> _WHAT THE EXERCISE ASKS_
What is the number of lines in these entries that include "vertex"? Write that number and no other text.

> _RECORDS TO PROCESS_
--- --- ---
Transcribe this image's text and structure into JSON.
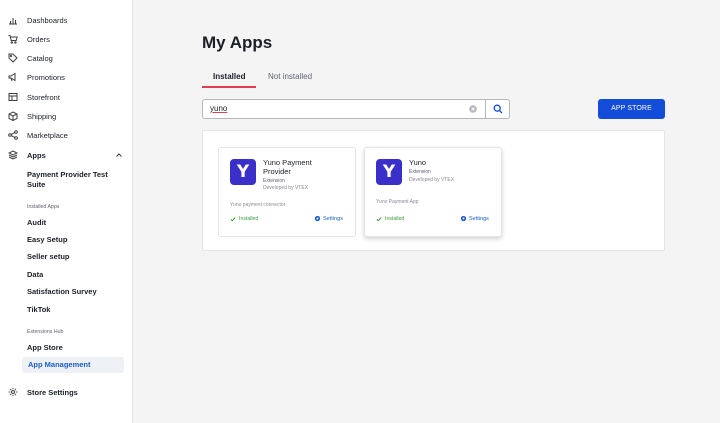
{
  "sidebar": {
    "items": [
      {
        "label": "Dashboards",
        "icon": "chart-icon"
      },
      {
        "label": "Orders",
        "icon": "cart-icon"
      },
      {
        "label": "Catalog",
        "icon": "tag-icon"
      },
      {
        "label": "Promotions",
        "icon": "megaphone-icon"
      },
      {
        "label": "Storefront",
        "icon": "layout-icon"
      },
      {
        "label": "Shipping",
        "icon": "box-icon"
      },
      {
        "label": "Marketplace",
        "icon": "network-icon"
      },
      {
        "label": "Apps",
        "icon": "layers-icon"
      }
    ],
    "apps_submenu": {
      "payment_provider": "Payment Provider Test Suite",
      "installed_apps_header": "Installed Apps",
      "installed_apps": [
        "Audit",
        "Easy Setup",
        "Seller setup",
        "Data",
        "Satisfaction Survey",
        "TikTok"
      ],
      "extensions_hub_header": "Extensions Hub",
      "extensions_hub": [
        "App Store",
        "App Management"
      ]
    },
    "store_settings": "Store Settings"
  },
  "main": {
    "title": "My Apps",
    "tabs": [
      {
        "label": "Installed",
        "active": true
      },
      {
        "label": "Not installed",
        "active": false
      }
    ],
    "search": {
      "value": "yuno"
    },
    "app_store_button": "APP STORE",
    "cards": [
      {
        "logo_letter": "Y",
        "name": "Yuno Payment Provider",
        "kind": "Extension",
        "developer": "Developed by VTEX",
        "description": "Yuno payment connector",
        "status": "Installed",
        "settings": "Settings"
      },
      {
        "logo_letter": "Y",
        "name": "Yuno",
        "kind": "Extension",
        "developer": "Developed by VTEX",
        "description": "Yuno Payment App",
        "status": "Installed",
        "settings": "Settings"
      }
    ]
  },
  "colors": {
    "primary": "#134cd8",
    "active_link": "#1a5ec5",
    "tab_underline": "#e13d52",
    "app_logo": "#3a30c9",
    "installed_green": "#3a9c3a"
  }
}
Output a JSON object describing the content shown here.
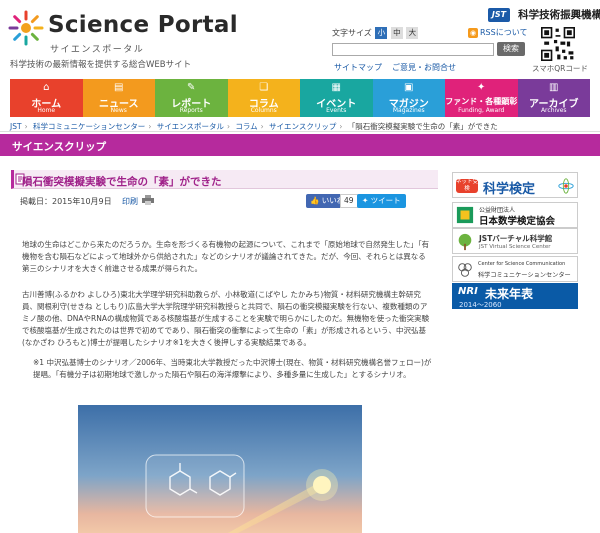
{
  "header": {
    "logo_title": "Science Portal",
    "logo_sub": "サイエンスポータル",
    "tagline": "科学技術の最新情報を提供する総合WEBサイト",
    "jst_mark": "JST",
    "jst_name": "科学技術振興機構",
    "fontsize_label": "文字サイズ",
    "fontsize_options": [
      "小",
      "中",
      "大"
    ],
    "rss_label": "RSSについて",
    "search_placeholder": "",
    "search_button": "検索",
    "sitemap": "サイトマップ",
    "contact": "ご意見・お問合せ",
    "qr_caption": "スマホQRコード"
  },
  "nav": [
    {
      "label": "ホーム",
      "en": "Home",
      "icon": "home-icon",
      "color": "#e8412c"
    },
    {
      "label": "ニュース",
      "en": "News",
      "icon": "news-icon",
      "color": "#f39a1e"
    },
    {
      "label": "レポート",
      "en": "Reports",
      "icon": "report-icon",
      "color": "#6cb33f"
    },
    {
      "label": "コラム",
      "en": "Columns",
      "icon": "column-icon",
      "color": "#f4b21c"
    },
    {
      "label": "イベント",
      "en": "Events",
      "icon": "event-icon",
      "color": "#19a7a0"
    },
    {
      "label": "マガジン",
      "en": "Magazines",
      "icon": "magazine-icon",
      "color": "#2a9fd8"
    },
    {
      "label": "ファンド・各種顕彰",
      "en": "Funding, Award",
      "icon": "fund-icon",
      "color": "#e0227a"
    },
    {
      "label": "アーカイブ",
      "en": "Archives",
      "icon": "archive-icon",
      "color": "#7a3b9a"
    }
  ],
  "breadcrumb": [
    "JST",
    "科学コミュニケーションセンター",
    "サイエンスポータル",
    "コラム",
    "サイエンスクリップ",
    "「隕石衝突模擬実験で生命の「素」ができた"
  ],
  "section_title": "サイエンスクリップ",
  "article": {
    "title": "隕石衝突模擬実験で生命の「素」ができた",
    "date": "掲載日：2015年10月9日",
    "print": "印刷",
    "like": "いいね！",
    "like_count": "49",
    "tweet": "ツイート",
    "p1": "地球の生命はどこから来たのだろうか。生命を形づくる有機物の起源について、これまで「原始地球で自然発生した」「有機物を含む隕石などによって地球外から供給された」などのシナリオが議論されてきた。だが、今回、それらとは異なる第三のシナリオを大きく前進させる成果が得られた。",
    "p2": "古川善博(ふるかわ よしひろ)東北大学理学研究科助教らが、小林敬道(こばやし たかみち)物質・材料研究機構主幹研究員、関根利守(せきね としもり)広島大学大学院理学研究科教授らと共同で、隕石の衝突模擬実験を行ない、複数種類のアミノ酸の他、DNAやRNAの構成物質である核酸塩基が生成することを実験で明らかにしたのだ。無機物を使った衝突実験で核酸塩基が生成されたのは世界で初めてであり、隕石衝突の衝撃によって生命の「素」が形成されるという、中沢弘基(なかざわ ひろもと)博士が提唱したシナリオ※1を大きく後押しする実験結果である。",
    "p3": "※1 中沢弘基博士のシナリオ／2006年、当時東北大学教授だった中沢博士(現在、物質・材料研究機構名誉フェロー)が提唱。「有機分子は初期地球で激しかった隕石や隕石の海洋爆撃により、多種多量に生成した」とするシナリオ。"
  },
  "sidebar": {
    "b1_tag": "ネット受検",
    "b1_title": "科学検定",
    "b2_top": "公益財団法人",
    "b2_title": "日本数学検定協会",
    "b3_title": "JSTバーチャル科学館",
    "b3_sub": "JST Virtual Science Center",
    "b4_en": "Center for Science Communication",
    "b4_title": "科学コミュニケーションセンター",
    "b5_brand": "NRI",
    "b5_title": "未来年表",
    "b5_years": "2014～2060"
  },
  "colors": {
    "section": "#b62a9d",
    "link": "#1a5aa6"
  }
}
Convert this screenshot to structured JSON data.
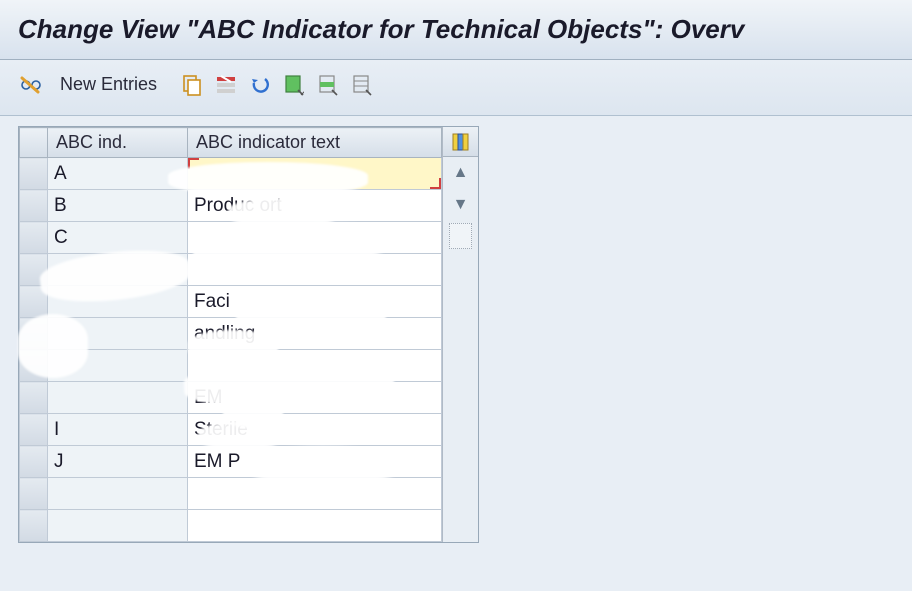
{
  "header": {
    "title": "Change View \"ABC Indicator for Technical Objects\": Overv"
  },
  "toolbar": {
    "new_entries_label": "New Entries"
  },
  "columns": {
    "ind": "ABC ind.",
    "txt": "ABC indicator text"
  },
  "rows": [
    {
      "ind": "A",
      "txt": "",
      "selected": true
    },
    {
      "ind": "B",
      "txt": "Produc            ort"
    },
    {
      "ind": "C",
      "txt": ""
    },
    {
      "ind": "",
      "txt": ""
    },
    {
      "ind": "",
      "txt": "Faci"
    },
    {
      "ind": "",
      "txt": "        andling"
    },
    {
      "ind": "",
      "txt": ""
    },
    {
      "ind": "",
      "txt": "EM"
    },
    {
      "ind": "I",
      "txt": "        Sterile"
    },
    {
      "ind": "J",
      "txt": "EM P"
    },
    {
      "ind": "",
      "txt": ""
    },
    {
      "ind": "",
      "txt": ""
    }
  ]
}
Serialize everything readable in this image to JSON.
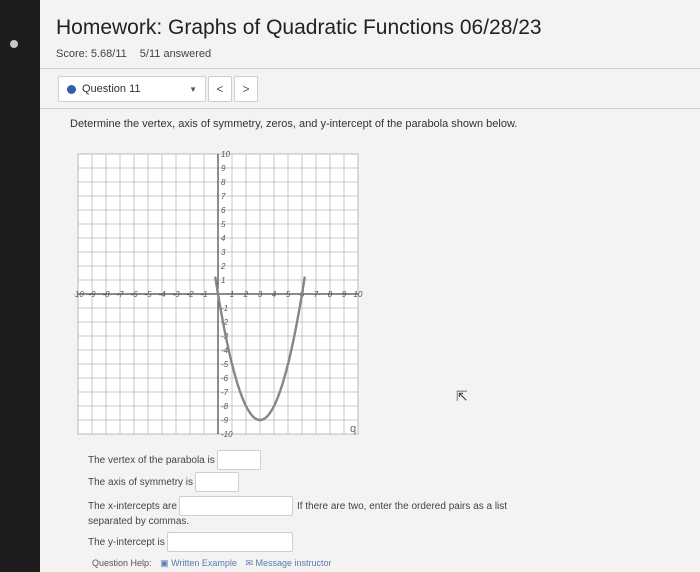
{
  "header": {
    "title": "Homework: Graphs of Quadratic Functions 06/28/23",
    "score": "Score: 5.68/11",
    "answered": "5/11 answered"
  },
  "question_nav": {
    "selected": "Question 11",
    "prev": "<",
    "next": ">"
  },
  "prompt": "Determine the vertex, axis of symmetry, zeros, and y-intercept of the parabola shown below.",
  "graph": {
    "x_ticks_neg": [
      "-10",
      "-9",
      "-8",
      "-7",
      "-6",
      "-5",
      "-4",
      "-3",
      "-2",
      "-1"
    ],
    "x_ticks_pos": [
      "1",
      "2",
      "3",
      "4",
      "5",
      "6",
      "7",
      "8",
      "9",
      "10"
    ],
    "y_ticks_pos": [
      "1",
      "2",
      "3",
      "4",
      "5",
      "6",
      "7",
      "8",
      "9",
      "10"
    ],
    "y_ticks_neg": [
      "-1",
      "-2",
      "-3",
      "-4",
      "-5",
      "-6",
      "-7",
      "-8",
      "-9",
      "-10"
    ],
    "colors": {
      "grid": "#b9b9b9",
      "curve": "#8a8580",
      "axis": "#444444"
    },
    "corner_mark": "q"
  },
  "answers": {
    "vertex_label": "The vertex of the parabola is",
    "axis_label": "The axis of symmetry is",
    "xint_label": "The x-intercepts are",
    "xint_note": "If there are two, enter the ordered pairs as a list",
    "xint_note2": "separated by commas.",
    "yint_label": "The y-intercept is"
  },
  "help": {
    "label": "Question Help:",
    "written_example": "Written Example",
    "message": "Message instructor"
  }
}
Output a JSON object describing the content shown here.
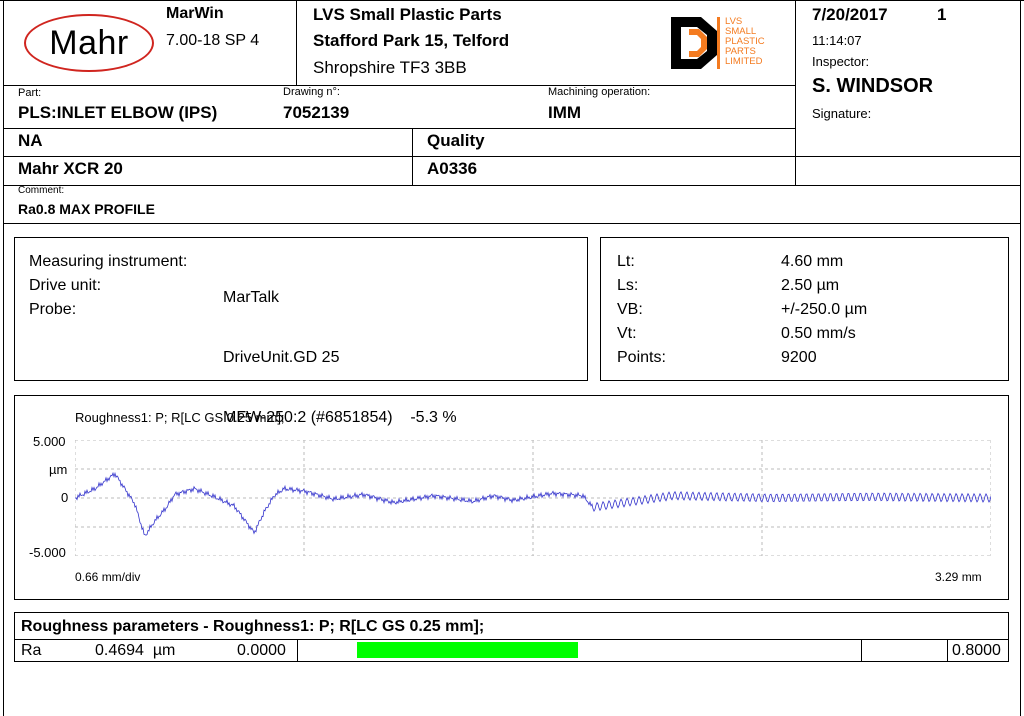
{
  "header": {
    "logo_text": "Mahr",
    "software": "MarWin",
    "version": "7.00-18 SP 4",
    "company_name": "LVS Small Plastic Parts",
    "company_address1": "Stafford Park 15, Telford",
    "company_address2": "Shropshire TF3 3BB",
    "company_logo_lines": [
      "LVS",
      "SMALL",
      "PLASTIC",
      "PARTS",
      "LIMITED"
    ],
    "date": "7/20/2017",
    "page": "1",
    "time": "11:14:07",
    "inspector_label": "Inspector:",
    "inspector": "S. WINDSOR",
    "signature_label": "Signature:"
  },
  "part": {
    "part_label": "Part:",
    "part_value": "PLS:INLET ELBOW (IPS)",
    "drawing_label": "Drawing n°:",
    "drawing_value": "7052139",
    "operation_label": "Machining operation:",
    "operation_value": "IMM",
    "row2_left": "NA",
    "row2_right": "Quality",
    "row3_left": "Mahr XCR 20",
    "row3_right": "A0336",
    "comment_label": "Comment:",
    "comment_value": "Ra0.8 MAX PROFILE"
  },
  "instrument": {
    "labels": [
      "Measuring instrument:",
      "Drive unit:",
      "Probe:"
    ],
    "values": [
      "MarTalk",
      "DriveUnit.GD 25",
      "MFW-250:2 (#6851854)    -5.3 %"
    ]
  },
  "settings": {
    "labels": [
      "Lt:",
      "Ls:",
      "VB:",
      "Vt:",
      "Points:"
    ],
    "values": [
      "4.60 mm",
      "2.50 µm",
      "+/-250.0 µm",
      "0.50 mm/s",
      "9200"
    ]
  },
  "chart_data": {
    "type": "line",
    "title": "Roughness1: P; R[LC GS 0.25 mm];",
    "ylabel": "µm",
    "y_ticks": [
      "5.000",
      "µm",
      "0",
      "-5.000"
    ],
    "ylim": [
      -5,
      5
    ],
    "x_start_label": "0.66 mm/div",
    "x_end_label": "3.29 mm",
    "grid": true,
    "series": [
      {
        "x": [
          0,
          0.1,
          0.2,
          0.3,
          0.35,
          0.4,
          0.46,
          0.5,
          0.6,
          0.7,
          0.8,
          0.9,
          0.95,
          1.0,
          1.05,
          1.15,
          1.3,
          1.45,
          1.6,
          1.8,
          2.0,
          2.1,
          2.2,
          2.4,
          2.55,
          2.6,
          3.0,
          3.5,
          4.0,
          4.6
        ],
        "y": [
          0,
          0.8,
          2.1,
          -0.5,
          -3.3,
          -2.0,
          -0.8,
          0.3,
          0.8,
          0.1,
          -0.7,
          -3.0,
          -1.2,
          0.2,
          0.8,
          0.6,
          -0.1,
          0.3,
          -0.4,
          0.2,
          -0.3,
          0.2,
          -0.2,
          0.4,
          0.2,
          -0.8,
          0.2,
          0.0,
          0.1,
          0.0
        ]
      }
    ]
  },
  "params": {
    "title": "Roughness parameters - Roughness1: P; R[LC GS 0.25 mm];",
    "name": "Ra",
    "value": "0.4694  µm",
    "lower": "0.0000",
    "upper": "0.8000",
    "fraction": 0.4694,
    "bar_color": "#00ff00"
  }
}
--- --- ---
> _SOLUTION TO THE EXERCISE_
2